■ **Objective**
Find "Transcribe the text in this document." in the data below; transcribe the line it appears on and each line after it, exactly, to the end, and nothing else.

=== Records provided ===

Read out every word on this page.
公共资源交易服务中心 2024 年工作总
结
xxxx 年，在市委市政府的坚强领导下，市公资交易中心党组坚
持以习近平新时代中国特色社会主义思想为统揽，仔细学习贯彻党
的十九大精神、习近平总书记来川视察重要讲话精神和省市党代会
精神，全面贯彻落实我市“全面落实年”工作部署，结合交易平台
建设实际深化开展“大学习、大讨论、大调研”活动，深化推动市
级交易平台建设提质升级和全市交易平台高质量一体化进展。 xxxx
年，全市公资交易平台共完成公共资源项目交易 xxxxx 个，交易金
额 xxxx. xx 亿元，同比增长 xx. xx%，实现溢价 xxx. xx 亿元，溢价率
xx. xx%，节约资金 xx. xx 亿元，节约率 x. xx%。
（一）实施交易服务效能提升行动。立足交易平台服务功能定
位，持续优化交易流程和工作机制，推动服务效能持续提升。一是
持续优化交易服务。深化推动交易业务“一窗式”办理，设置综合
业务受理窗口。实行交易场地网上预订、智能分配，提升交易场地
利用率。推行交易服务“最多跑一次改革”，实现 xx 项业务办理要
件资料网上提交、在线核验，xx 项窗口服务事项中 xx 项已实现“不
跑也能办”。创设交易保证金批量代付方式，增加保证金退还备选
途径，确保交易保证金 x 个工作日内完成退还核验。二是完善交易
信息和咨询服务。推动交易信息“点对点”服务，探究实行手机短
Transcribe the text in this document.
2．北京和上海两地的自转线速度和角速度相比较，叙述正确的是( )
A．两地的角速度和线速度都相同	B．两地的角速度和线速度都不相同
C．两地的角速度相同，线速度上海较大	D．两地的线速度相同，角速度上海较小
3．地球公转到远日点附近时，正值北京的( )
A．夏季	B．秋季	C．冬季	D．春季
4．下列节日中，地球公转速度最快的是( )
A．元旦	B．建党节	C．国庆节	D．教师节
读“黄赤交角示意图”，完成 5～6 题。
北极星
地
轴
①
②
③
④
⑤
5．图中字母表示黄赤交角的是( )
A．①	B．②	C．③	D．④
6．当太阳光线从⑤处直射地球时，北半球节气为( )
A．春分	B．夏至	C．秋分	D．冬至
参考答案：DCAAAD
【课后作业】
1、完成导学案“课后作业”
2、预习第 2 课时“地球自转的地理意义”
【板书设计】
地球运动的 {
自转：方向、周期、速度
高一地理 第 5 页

===

■ **Task solution**
Transcribe the text in this document.
2．北京和上海两地的自转线速度和角速度相比较，叙述正确的是( )
A．两地的角速度和线速度都相同	B．两地的角速度和线速度都不相同
C．两地的角速度相同，线速度上海较大	D．两地的线速度相同，角速度上海较小
3．地球公转到远日点附近时，正值北京的( )
A．夏季	B．秋季	C．冬季	D．春季
4．下列节日中，地球公转速度最快的是( )
A．元旦	B．建党节	C．国庆节	D．教师节
读“黄赤交角示意图”，完成 5～6 题。
北极星
地
轴
①
②
③
④
⑤
5．图中字母表示黄赤交角的是( )
A．①	B．②	C．③	D．④
6．当太阳光线从⑤处直射地球时，北半球节气为( )
A．春分	B．夏至	C．秋分	D．冬至
参考答案：DCAAAD
【课后作业】
1、完成导学案“课后作业”
2、预习第 2 课时“地球自转的地理意义”
【板书设计】
地球运动的 {
自转：方向、周期、速度
高一地理 第 5 页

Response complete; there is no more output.